Tally the lines that include "label". Output the number only.

---------- PROVIDED DATA ----------

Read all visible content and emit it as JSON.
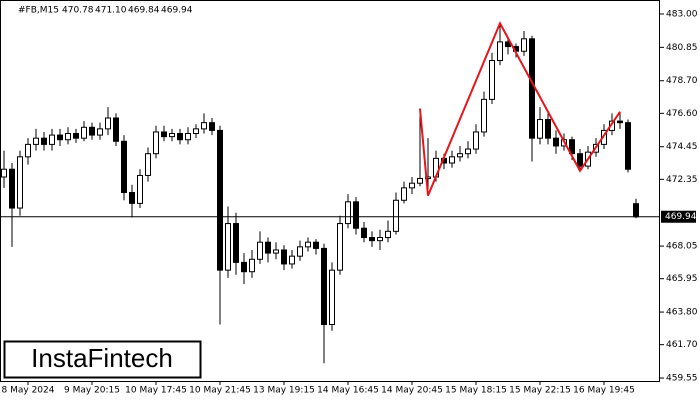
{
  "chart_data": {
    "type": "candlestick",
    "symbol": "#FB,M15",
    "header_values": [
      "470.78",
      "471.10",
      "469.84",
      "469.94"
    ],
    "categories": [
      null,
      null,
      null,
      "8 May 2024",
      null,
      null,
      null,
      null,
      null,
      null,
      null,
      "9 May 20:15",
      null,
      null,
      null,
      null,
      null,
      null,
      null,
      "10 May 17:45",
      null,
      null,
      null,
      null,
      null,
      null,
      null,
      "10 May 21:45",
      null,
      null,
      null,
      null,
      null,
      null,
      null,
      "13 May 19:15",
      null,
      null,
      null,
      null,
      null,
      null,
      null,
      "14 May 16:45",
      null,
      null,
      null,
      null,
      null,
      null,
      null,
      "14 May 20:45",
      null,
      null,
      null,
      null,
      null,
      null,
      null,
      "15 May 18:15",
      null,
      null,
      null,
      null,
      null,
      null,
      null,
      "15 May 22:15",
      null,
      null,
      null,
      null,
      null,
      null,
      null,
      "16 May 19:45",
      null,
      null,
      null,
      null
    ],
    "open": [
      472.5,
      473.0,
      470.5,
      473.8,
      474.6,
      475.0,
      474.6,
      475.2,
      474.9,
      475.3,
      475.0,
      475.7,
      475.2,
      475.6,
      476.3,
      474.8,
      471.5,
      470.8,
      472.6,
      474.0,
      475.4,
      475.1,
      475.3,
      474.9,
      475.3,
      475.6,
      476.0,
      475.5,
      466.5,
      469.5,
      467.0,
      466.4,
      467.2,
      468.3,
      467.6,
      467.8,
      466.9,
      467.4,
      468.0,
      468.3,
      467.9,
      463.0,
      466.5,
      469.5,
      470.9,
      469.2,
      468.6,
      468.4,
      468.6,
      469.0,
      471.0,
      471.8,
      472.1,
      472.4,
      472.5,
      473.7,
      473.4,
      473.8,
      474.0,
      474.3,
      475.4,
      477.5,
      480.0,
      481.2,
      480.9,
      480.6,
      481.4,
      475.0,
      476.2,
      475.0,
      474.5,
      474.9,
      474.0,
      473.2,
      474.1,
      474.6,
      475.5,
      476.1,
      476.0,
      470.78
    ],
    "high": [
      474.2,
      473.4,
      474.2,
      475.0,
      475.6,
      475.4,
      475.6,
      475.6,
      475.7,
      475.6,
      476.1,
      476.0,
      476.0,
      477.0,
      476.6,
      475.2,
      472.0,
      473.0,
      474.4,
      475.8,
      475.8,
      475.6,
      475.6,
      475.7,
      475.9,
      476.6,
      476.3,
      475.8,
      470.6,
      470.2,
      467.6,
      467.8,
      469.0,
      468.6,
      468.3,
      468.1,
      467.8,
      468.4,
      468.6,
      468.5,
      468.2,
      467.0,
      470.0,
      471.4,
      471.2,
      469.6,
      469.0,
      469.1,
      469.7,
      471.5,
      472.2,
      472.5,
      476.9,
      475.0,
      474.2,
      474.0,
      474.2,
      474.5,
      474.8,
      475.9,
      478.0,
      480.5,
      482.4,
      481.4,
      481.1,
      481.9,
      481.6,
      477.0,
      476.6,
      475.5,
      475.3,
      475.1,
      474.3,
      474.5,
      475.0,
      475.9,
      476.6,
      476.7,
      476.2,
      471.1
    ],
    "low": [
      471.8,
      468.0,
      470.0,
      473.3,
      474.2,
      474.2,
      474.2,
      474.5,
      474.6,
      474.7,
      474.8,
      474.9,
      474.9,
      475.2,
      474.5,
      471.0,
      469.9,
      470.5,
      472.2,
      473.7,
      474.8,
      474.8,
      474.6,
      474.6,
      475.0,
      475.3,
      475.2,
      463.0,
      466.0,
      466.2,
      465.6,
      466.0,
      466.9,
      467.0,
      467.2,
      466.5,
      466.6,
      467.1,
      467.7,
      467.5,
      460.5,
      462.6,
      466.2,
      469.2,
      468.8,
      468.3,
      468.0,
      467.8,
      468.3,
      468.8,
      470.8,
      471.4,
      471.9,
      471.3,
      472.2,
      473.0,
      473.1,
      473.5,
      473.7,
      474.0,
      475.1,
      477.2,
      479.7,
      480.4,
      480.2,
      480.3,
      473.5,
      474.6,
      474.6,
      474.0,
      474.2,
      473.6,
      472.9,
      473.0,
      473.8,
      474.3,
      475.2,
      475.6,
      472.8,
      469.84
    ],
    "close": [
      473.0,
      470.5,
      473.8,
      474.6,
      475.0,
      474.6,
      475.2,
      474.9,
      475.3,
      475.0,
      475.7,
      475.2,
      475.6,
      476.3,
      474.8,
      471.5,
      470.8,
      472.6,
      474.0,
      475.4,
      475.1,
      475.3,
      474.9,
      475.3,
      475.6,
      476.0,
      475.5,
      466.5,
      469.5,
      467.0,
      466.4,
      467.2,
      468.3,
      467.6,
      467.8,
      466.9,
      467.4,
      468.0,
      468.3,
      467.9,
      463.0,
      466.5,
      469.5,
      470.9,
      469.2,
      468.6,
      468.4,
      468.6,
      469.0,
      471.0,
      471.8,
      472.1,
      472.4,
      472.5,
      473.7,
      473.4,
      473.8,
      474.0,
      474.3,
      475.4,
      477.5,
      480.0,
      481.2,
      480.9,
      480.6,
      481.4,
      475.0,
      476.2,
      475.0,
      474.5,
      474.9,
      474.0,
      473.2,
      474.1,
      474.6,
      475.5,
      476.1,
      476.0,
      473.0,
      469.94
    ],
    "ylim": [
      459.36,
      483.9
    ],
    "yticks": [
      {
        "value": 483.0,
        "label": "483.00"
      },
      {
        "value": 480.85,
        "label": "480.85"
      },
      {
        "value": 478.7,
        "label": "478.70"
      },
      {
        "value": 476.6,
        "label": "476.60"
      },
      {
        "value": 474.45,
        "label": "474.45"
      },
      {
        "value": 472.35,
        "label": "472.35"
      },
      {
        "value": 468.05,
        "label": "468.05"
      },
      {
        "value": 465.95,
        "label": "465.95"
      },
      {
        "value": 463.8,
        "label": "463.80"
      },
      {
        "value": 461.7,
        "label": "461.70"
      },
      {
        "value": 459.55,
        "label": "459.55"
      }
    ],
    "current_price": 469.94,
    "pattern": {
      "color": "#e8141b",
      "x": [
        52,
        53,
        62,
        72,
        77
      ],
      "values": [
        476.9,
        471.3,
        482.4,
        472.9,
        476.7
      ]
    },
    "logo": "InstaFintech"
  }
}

----------

**TASK RESULT**
11